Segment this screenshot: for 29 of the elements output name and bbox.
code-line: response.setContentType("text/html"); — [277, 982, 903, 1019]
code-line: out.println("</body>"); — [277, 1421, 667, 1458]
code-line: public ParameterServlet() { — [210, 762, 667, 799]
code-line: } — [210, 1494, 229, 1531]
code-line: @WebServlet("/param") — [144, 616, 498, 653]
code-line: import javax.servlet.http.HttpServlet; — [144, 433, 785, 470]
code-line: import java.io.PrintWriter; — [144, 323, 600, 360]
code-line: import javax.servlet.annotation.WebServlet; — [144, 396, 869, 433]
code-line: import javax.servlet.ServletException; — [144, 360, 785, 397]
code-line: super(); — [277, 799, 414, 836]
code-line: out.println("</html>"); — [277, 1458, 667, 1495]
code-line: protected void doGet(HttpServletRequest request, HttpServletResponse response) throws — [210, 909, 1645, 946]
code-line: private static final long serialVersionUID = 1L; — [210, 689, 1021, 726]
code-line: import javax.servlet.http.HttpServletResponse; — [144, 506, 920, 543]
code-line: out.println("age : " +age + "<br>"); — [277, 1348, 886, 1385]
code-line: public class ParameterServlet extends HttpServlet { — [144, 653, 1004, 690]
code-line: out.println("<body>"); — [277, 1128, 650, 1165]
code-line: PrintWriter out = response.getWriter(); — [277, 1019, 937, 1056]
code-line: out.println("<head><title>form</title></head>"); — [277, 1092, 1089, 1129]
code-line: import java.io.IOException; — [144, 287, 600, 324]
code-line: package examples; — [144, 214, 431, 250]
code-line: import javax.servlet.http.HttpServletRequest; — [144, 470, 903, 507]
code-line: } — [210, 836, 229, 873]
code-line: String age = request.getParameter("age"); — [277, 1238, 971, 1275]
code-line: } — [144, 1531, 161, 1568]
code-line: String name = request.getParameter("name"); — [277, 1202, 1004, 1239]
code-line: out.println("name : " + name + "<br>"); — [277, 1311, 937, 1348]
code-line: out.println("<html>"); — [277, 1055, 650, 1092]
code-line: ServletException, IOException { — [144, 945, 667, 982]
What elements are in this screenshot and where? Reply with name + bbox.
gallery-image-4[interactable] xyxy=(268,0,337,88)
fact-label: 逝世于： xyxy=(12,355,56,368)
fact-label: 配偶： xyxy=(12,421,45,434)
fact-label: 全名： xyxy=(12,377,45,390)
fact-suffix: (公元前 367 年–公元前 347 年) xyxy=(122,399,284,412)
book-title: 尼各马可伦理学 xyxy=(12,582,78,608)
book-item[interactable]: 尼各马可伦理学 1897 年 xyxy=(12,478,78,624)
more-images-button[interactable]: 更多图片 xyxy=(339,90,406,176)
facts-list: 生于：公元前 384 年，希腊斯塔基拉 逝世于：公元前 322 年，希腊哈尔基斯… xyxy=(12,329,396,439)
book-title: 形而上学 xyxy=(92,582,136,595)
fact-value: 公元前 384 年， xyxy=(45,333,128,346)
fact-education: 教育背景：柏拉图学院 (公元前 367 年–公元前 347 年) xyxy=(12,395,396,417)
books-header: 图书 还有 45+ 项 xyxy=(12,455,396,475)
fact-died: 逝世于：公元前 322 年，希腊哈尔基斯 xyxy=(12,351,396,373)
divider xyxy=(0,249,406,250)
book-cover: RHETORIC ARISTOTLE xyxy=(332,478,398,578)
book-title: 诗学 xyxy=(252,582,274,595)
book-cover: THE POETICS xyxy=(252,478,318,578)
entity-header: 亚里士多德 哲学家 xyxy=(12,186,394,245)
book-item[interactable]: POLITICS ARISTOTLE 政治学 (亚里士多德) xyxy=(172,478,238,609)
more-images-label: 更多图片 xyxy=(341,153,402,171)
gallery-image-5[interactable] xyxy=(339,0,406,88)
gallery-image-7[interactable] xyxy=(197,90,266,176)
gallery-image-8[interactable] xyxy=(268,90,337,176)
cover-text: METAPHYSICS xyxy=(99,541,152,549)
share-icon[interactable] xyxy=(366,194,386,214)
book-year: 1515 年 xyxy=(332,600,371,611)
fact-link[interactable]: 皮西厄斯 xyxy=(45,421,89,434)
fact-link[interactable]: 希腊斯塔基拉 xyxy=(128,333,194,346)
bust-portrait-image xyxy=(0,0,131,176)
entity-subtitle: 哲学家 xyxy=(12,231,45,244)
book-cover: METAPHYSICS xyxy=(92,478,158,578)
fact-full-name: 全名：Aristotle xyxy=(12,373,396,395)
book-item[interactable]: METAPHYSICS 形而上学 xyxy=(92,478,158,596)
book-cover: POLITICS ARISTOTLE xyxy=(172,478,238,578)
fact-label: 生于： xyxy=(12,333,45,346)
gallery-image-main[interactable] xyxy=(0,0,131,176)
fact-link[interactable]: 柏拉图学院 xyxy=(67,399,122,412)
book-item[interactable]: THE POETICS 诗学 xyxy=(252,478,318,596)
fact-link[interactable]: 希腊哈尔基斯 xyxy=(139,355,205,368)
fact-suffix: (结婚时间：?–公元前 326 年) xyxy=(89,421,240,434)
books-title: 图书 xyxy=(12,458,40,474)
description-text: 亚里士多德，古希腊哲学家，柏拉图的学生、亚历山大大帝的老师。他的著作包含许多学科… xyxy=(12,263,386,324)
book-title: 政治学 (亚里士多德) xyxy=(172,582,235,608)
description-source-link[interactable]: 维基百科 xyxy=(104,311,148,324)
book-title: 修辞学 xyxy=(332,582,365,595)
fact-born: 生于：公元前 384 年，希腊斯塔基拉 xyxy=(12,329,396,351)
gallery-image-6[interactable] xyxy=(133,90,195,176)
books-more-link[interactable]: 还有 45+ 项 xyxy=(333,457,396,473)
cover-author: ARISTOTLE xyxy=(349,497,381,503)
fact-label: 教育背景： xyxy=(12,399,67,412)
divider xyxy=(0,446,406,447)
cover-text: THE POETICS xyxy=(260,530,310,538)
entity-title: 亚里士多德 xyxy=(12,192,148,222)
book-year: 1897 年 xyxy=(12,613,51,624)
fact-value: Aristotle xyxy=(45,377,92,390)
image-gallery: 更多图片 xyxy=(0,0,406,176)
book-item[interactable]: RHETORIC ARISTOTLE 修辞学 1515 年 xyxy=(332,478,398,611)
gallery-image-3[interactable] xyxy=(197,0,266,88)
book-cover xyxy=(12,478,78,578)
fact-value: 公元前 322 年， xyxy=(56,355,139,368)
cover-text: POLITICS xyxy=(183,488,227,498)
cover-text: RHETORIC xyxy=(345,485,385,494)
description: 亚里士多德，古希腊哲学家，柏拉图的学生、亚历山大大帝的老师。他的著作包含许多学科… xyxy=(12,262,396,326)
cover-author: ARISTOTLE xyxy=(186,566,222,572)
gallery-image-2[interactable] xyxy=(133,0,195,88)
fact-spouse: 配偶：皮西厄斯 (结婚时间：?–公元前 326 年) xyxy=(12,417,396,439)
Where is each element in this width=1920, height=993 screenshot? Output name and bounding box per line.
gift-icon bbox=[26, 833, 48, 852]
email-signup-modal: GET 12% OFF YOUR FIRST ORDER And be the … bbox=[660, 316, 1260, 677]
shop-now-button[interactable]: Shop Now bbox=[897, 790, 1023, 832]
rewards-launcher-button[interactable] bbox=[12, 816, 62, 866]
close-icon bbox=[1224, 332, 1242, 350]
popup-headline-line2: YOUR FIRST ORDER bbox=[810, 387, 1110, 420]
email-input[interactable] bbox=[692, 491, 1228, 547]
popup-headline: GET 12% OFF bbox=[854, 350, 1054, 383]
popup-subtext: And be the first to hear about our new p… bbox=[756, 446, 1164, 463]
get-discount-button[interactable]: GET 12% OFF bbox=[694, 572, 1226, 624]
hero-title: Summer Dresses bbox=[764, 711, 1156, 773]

* _ИСХОДНЫЙ ЗАПРОС_
Пожалуйста, превратите строки всех пунктов выше в нумерованный список, опустив пустые строки.

* _ГОТОВОЕ РЕШЕНИЕ_
1. Segment this screenshot: for 29 of the elements output name and bbox.
2. code-line: response.setContentType("text/html"); — [277, 982, 903, 1019]
3. code-line: out.println("</body>"); — [277, 1421, 667, 1458]
4. code-line: public ParameterServlet() { — [210, 762, 667, 799]
5. code-line: } — [210, 1494, 229, 1531]
6. code-line: @WebServlet("/param") — [144, 616, 498, 653]
7. code-line: import javax.servlet.http.HttpServlet; — [144, 433, 785, 470]
8. code-line: import java.io.PrintWriter; — [144, 323, 600, 360]
9. code-line: import javax.servlet.annotation.WebServlet; — [144, 396, 869, 433]
10. code-line: import javax.servlet.ServletException; — [144, 360, 785, 397]
11. code-line: super(); — [277, 799, 414, 836]
12. code-line: out.println("</html>"); — [277, 1458, 667, 1495]
13. code-line: protected void doGet(HttpServletRequest request, HttpServletResponse response) throws — [210, 909, 1645, 946]
14. code-line: private static final long serialVersionUID = 1L; — [210, 689, 1021, 726]
15. code-line: import javax.servlet.http.HttpServletResponse; — [144, 506, 920, 543]
16. code-line: out.println("age : " +age + "<br>"); — [277, 1348, 886, 1385]
17. code-line: public class ParameterServlet extends HttpServlet { — [144, 653, 1004, 690]
18. code-line: out.println("<body>"); — [277, 1128, 650, 1165]
19. code-line: PrintWriter out = response.getWriter(); — [277, 1019, 937, 1056]
20. code-line: out.println("<head><title>form</title></head>"); — [277, 1092, 1089, 1129]
21. code-line: import java.io.IOException; — [144, 287, 600, 324]
22. code-line: package examples; — [144, 214, 431, 250]
23. code-line: import javax.servlet.http.HttpServletRequest; — [144, 470, 903, 507]
24. code-line: } — [210, 836, 229, 873]
25. code-line: String age = request.getParameter("age"); — [277, 1238, 971, 1275]
26. code-line: } — [144, 1531, 161, 1568]
27. code-line: String name = request.getParameter("name"); — [277, 1202, 1004, 1239]
28. code-line: out.println("name : " + name + "<br>"); — [277, 1311, 937, 1348]
29. code-line: out.println("<html>"); — [277, 1055, 650, 1092]
30. code-line: ServletException, IOException { — [144, 945, 667, 982]
31. What elements are in this screenshot and where? Reply with name + bbox.
32. gallery-image-4[interactable] xyxy=(268,0,337,88)
33. fact-label: 逝世于： xyxy=(12,355,56,368)
34. fact-label: 配偶： xyxy=(12,421,45,434)
35. fact-label: 全名： xyxy=(12,377,45,390)
36. fact-suffix: (公元前 367 年–公元前 347 年) xyxy=(122,399,284,412)
37. book-title: 尼各马可伦理学 xyxy=(12,582,78,608)
38. book-item[interactable]: 尼各马可伦理学 1897 年 xyxy=(12,478,78,624)
39. more-images-button[interactable]: 更多图片 xyxy=(339,90,406,176)
40. facts-list: 生于：公元前 384 年，希腊斯塔基拉 逝世于：公元前 322 年，希腊哈尔基斯… xyxy=(12,329,396,439)
41. book-title: 形而上学 xyxy=(92,582,136,595)
42. fact-value: 公元前 384 年， xyxy=(45,333,128,346)
43. fact-education: 教育背景：柏拉图学院 (公元前 367 年–公元前 347 年) xyxy=(12,395,396,417)
44. books-header: 图书 还有 45+ 项 xyxy=(12,455,396,475)
45. fact-died: 逝世于：公元前 322 年，希腊哈尔基斯 xyxy=(12,351,396,373)
46. divider xyxy=(0,249,406,250)
47. book-cover: RHETORIC ARISTOTLE xyxy=(332,478,398,578)
48. book-title: 诗学 xyxy=(252,582,274,595)
49. book-cover: THE POETICS xyxy=(252,478,318,578)
50. entity-header: 亚里士多德 哲学家 xyxy=(12,186,394,245)
51. book-item[interactable]: POLITICS ARISTOTLE 政治学 (亚里士多德) xyxy=(172,478,238,609)
52. more-images-label: 更多图片 xyxy=(341,153,402,171)
53. gallery-image-5[interactable] xyxy=(339,0,406,88)
54. gallery-image-7[interactable] xyxy=(197,90,266,176)
55. gallery-image-8[interactable] xyxy=(268,90,337,176)
56. cover-text: METAPHYSICS xyxy=(99,541,152,549)
57. share-icon[interactable] xyxy=(366,194,386,214)
58. book-year: 1515 年 xyxy=(332,600,371,611)
59. fact-link[interactable]: 皮西厄斯 xyxy=(45,421,89,434)
60. fact-link[interactable]: 希腊斯塔基拉 xyxy=(128,333,194,346)
61. bust-portrait-image xyxy=(0,0,131,176)
62. entity-subtitle: 哲学家 xyxy=(12,231,45,244)
63. book-cover: METAPHYSICS xyxy=(92,478,158,578)
64. fact-full-name: 全名：Aristotle xyxy=(12,373,396,395)
65. book-item[interactable]: METAPHYSICS 形而上学 xyxy=(92,478,158,596)
66. book-cover: POLITICS ARISTOTLE xyxy=(172,478,238,578)
67. fact-label: 生于： xyxy=(12,333,45,346)
68. gallery-image-main[interactable] xyxy=(0,0,131,176)
69. fact-link[interactable]: 柏拉图学院 xyxy=(67,399,122,412)
70. book-item[interactable]: THE POETICS 诗学 xyxy=(252,478,318,596)
71. fact-link[interactable]: 希腊哈尔基斯 xyxy=(139,355,205,368)
72. fact-suffix: (结婚时间：?–公元前 326 年) xyxy=(89,421,240,434)
73. books-title: 图书 xyxy=(12,458,40,474)
74. description-text: 亚里士多德，古希腊哲学家，柏拉图的学生、亚历山大大帝的老师。他的著作包含许多学科… xyxy=(12,263,386,324)
75. book-title: 政治学 (亚里士多德) xyxy=(172,582,235,608)
76. description-source-link[interactable]: 维基百科 xyxy=(104,311,148,324)
77. book-title: 修辞学 xyxy=(332,582,365,595)
78. fact-born: 生于：公元前 384 年，希腊斯塔基拉 xyxy=(12,329,396,351)
79. gallery-image-6[interactable] xyxy=(133,90,195,176)
80. books-more-link[interactable]: 还有 45+ 项 xyxy=(333,457,396,473)
81. cover-author: ARISTOTLE xyxy=(349,497,381,503)
82. fact-label: 教育背景： xyxy=(12,399,67,412)
83. divider xyxy=(0,446,406,447)
84. cover-text: THE POETICS xyxy=(260,530,310,538)
85. entity-title: 亚里士多德 xyxy=(12,192,148,222)
86. book-year: 1897 年 xyxy=(12,613,51,624)
87. fact-value: Aristotle xyxy=(45,377,92,390)
88. image-gallery: 更多图片 xyxy=(0,0,406,176)
89. book-item[interactable]: RHETORIC ARISTOTLE 修辞学 1515 年 xyxy=(332,478,398,611)
90. gallery-image-3[interactable] xyxy=(197,0,266,88)
91. book-cover xyxy=(12,478,78,578)
92. fact-value: 公元前 322 年， xyxy=(56,355,139,368)
93. cover-text: POLITICS xyxy=(183,488,227,498)
94. cover-text: RHETORIC xyxy=(345,485,385,494)
95. description: 亚里士多德，古希腊哲学家，柏拉图的学生、亚历山大大帝的老师。他的著作包含许多学科… xyxy=(12,262,396,326)
96. cover-author: ARISTOTLE xyxy=(186,566,222,572)
97. gallery-image-2[interactable] xyxy=(133,0,195,88)
98. fact-spouse: 配偶：皮西厄斯 (结婚时间：?–公元前 326 年) xyxy=(12,417,396,439)
99. Where is each element in this width=1920, height=993 screenshot? Output name and bounding box per line.
100. gift-icon bbox=[26, 833, 48, 852]
101. email-signup-modal: GET 12% OFF YOUR FIRST ORDER And be the … bbox=[660, 316, 1260, 677]
102. shop-now-button[interactable]: Shop Now bbox=[897, 790, 1023, 832]
103. rewards-launcher-button[interactable] bbox=[12, 816, 62, 866]
104. close-icon bbox=[1224, 332, 1242, 350]
105. popup-headline-line2: YOUR FIRST ORDER bbox=[810, 387, 1110, 420]
106. email-input[interactable] bbox=[692, 491, 1228, 547]
107. popup-headline: GET 12% OFF bbox=[854, 350, 1054, 383]
108. popup-subtext: And be the first to hear about our new p… bbox=[756, 446, 1164, 463]
109. get-discount-button[interactable]: GET 12% OFF bbox=[694, 572, 1226, 624]
110. hero-title: Summer Dresses bbox=[764, 711, 1156, 773]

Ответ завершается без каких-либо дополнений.